_Trecho do texto:_
★ ★ ★ ★ ★ ★ ★

Se,
como todos sabem, as palavras voam, e só a escrita permanece, qual o
propósito de deitar estas linhas sobre a entrevista de uma autoridade?
Em que pese a sabedoria desse velho adágio, a comunicação verbal adquire
relevância sempre que envolve alguém imbuído de poderes virtualmente
ilimitados e que traduz autêntico “sincericídio” sobre o modo como o
poderoso em questão tem exercido sua posição de mando e pretende
continuar a fazê-lo.
Em evento
recente organizado pela revista Piauí, o ministro Alexandre de Moraes
tornou a monopolizar os holofotes e concedeu uma entrevista divulgada
pelo periódico sob a manchete “MORAES DIZ QUE EM SEIS MESES JULGARÁ
CASOS MAIS GRAVES DO 8 DE JANEIRO”[1].

★ ★ ★ ★ ★ ★ ★

_Dados armazenados:_
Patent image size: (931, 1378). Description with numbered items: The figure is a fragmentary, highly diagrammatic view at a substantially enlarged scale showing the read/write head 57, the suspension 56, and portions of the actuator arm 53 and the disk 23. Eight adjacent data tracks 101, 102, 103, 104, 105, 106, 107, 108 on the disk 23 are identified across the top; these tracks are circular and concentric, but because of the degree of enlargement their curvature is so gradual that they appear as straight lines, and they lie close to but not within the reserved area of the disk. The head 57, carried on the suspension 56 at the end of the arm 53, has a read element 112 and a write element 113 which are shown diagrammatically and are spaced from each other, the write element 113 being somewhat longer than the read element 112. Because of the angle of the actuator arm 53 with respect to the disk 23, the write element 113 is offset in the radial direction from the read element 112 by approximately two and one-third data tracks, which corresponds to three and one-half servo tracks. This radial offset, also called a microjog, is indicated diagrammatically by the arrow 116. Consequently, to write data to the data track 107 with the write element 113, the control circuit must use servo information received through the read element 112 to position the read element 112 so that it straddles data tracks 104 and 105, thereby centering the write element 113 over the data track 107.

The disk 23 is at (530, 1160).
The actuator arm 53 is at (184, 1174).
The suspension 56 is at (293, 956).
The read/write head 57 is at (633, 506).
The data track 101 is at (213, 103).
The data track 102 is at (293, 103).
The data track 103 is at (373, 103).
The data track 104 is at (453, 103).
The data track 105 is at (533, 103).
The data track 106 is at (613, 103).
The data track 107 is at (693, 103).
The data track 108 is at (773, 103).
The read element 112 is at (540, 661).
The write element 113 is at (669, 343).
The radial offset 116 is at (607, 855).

★ ★ ★ ★ ★ ★ ★

_Exercícios propostos:_
a) De acordo com o trecho do texto, qual revista organizou o evento em que o ministro Alexandre de Moraes concedeu a entrevista?
b) Com base no trecho do texto, explique por que, apesar do adágio de que as palavras voam e só a escrita permanece, se justifica escrever sobre a entrevista de uma autoridade.
c) Indique se cada afirmação concorda com o trecho do texto, respondendo sim ou não e citando as palavras decisivas: (i) a entrevista foi divulgada pela mesma revista que organizou o evento; (ii) segundo a manchete, Moraes julgará em um ano os casos mais graves do 8 de janeiro; (iii) o evento é apresentado como antigo.
A listagem provém de uma fonte distinta da do trecho do texto.

_Respostas por tarefa:_
a) A revista Piauí.

b) Porque a comunicação verbal adquire relevância sempre que envolve alguém imbuído de poderes virtualmente ilimitados e traduz autêntico "sincericídio" sobre o modo como o poderoso em questão tem exercido sua posição de mando e pretende continuar a fazê-lo.

c)
(i) Sim: "organizado pela revista Piauí" e "divulgada pelo periódico".
(ii) Não: "EM SEIS MESES JULGARÁ CASOS MAIS GRAVES DO 8 DE JANEIRO".
(iii) Não: "Em evento recente".